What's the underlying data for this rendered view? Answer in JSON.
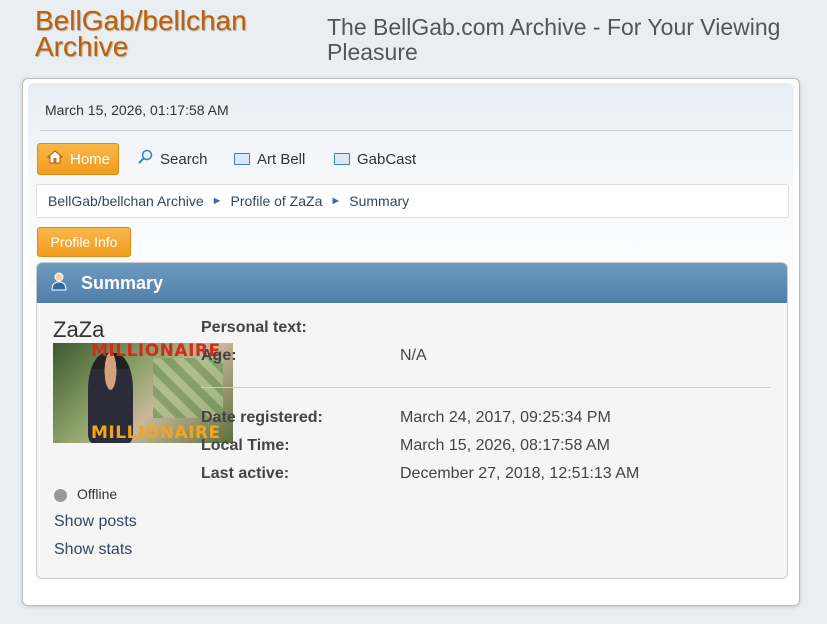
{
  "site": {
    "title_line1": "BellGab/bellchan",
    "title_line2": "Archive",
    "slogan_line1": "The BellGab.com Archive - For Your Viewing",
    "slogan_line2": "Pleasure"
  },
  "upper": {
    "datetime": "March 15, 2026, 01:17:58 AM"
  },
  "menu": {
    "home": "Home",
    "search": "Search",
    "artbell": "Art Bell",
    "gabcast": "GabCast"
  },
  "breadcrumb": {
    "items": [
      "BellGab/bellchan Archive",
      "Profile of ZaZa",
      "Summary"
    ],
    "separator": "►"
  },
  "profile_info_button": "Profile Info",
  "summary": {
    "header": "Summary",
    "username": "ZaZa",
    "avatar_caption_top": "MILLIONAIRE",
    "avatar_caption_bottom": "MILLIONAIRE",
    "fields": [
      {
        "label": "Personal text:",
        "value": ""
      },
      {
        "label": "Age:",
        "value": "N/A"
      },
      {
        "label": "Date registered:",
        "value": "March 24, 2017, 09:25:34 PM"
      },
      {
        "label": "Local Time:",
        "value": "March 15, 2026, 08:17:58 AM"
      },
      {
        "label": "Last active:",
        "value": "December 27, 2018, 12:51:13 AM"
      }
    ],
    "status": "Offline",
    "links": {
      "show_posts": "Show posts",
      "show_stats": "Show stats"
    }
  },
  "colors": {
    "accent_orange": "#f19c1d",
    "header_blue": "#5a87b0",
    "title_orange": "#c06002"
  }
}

* * *

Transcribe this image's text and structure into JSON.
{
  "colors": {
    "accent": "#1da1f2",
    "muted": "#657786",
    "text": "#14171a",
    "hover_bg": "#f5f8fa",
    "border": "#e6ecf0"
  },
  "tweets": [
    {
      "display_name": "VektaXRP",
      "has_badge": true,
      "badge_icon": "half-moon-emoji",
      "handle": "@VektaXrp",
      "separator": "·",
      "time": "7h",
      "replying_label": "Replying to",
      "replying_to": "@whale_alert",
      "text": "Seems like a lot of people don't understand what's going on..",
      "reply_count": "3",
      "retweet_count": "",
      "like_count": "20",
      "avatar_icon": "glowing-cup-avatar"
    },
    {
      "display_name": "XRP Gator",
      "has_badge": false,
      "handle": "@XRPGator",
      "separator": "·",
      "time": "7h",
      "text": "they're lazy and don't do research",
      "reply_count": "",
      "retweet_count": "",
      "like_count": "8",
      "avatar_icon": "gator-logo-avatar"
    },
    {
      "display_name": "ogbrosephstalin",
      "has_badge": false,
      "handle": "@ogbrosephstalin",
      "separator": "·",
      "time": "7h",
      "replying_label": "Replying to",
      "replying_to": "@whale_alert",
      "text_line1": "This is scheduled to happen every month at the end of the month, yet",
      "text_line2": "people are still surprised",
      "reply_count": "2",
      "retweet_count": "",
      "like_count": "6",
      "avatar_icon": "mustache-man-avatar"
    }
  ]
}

**Set task**
Identify the lines that hold the word "Show". Copy every one of them.

**Complete response**
      "show_posts": "Show posts",
      "show_stats": "Show stats"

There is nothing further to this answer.